Data extracted from a collection:

▬▬▬▬▬▬▬▬▬▬

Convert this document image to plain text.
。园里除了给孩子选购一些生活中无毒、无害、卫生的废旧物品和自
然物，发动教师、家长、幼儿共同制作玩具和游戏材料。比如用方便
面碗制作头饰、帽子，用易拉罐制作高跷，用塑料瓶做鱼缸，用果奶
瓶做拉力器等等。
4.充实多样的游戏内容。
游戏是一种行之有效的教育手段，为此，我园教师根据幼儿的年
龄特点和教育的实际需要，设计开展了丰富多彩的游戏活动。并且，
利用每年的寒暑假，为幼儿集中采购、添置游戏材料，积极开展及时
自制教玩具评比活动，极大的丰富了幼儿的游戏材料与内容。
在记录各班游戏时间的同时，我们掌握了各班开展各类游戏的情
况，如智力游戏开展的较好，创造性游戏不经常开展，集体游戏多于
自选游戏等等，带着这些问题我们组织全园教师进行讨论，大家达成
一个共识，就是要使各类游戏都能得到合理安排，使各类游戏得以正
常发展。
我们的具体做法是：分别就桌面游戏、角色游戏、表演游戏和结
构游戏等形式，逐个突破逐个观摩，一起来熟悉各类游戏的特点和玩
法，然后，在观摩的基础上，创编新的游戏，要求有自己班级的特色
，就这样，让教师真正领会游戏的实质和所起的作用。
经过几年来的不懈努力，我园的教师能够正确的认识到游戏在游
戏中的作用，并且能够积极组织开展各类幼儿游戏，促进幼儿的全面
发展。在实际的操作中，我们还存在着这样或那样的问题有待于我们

▬▬▬▬▬▬▬▬▬▬

GOAL OF THE EXERCISE | Every line above should be retyped exactly as given.

SOLUTION BELOW |
Convert this document image to plain text.
。园里除了给孩子选购一些生活中无毒、无害、卫生的废旧物品和自
然物，发动教师、家长、幼儿共同制作玩具和游戏材料。比如用方便
面碗制作头饰、帽子，用易拉罐制作高跷，用塑料瓶做鱼缸，用果奶
瓶做拉力器等等。
4.充实多样的游戏内容。
游戏是一种行之有效的教育手段，为此，我园教师根据幼儿的年
龄特点和教育的实际需要，设计开展了丰富多彩的游戏活动。并且，
利用每年的寒暑假，为幼儿集中采购、添置游戏材料，积极开展及时
自制教玩具评比活动，极大的丰富了幼儿的游戏材料与内容。
在记录各班游戏时间的同时，我们掌握了各班开展各类游戏的情
况，如智力游戏开展的较好，创造性游戏不经常开展，集体游戏多于
自选游戏等等，带着这些问题我们组织全园教师进行讨论，大家达成
一个共识，就是要使各类游戏都能得到合理安排，使各类游戏得以正
常发展。
我们的具体做法是：分别就桌面游戏、角色游戏、表演游戏和结
构游戏等形式，逐个突破逐个观摩，一起来熟悉各类游戏的特点和玩
法，然后，在观摩的基础上，创编新的游戏，要求有自己班级的特色
，就这样，让教师真正领会游戏的实质和所起的作用。
经过几年来的不懈努力，我园的教师能够正确的认识到游戏在游
戏中的作用，并且能够积极组织开展各类幼儿游戏，促进幼儿的全面
发展。在实际的操作中，我们还存在着这样或那样的问题有待于我们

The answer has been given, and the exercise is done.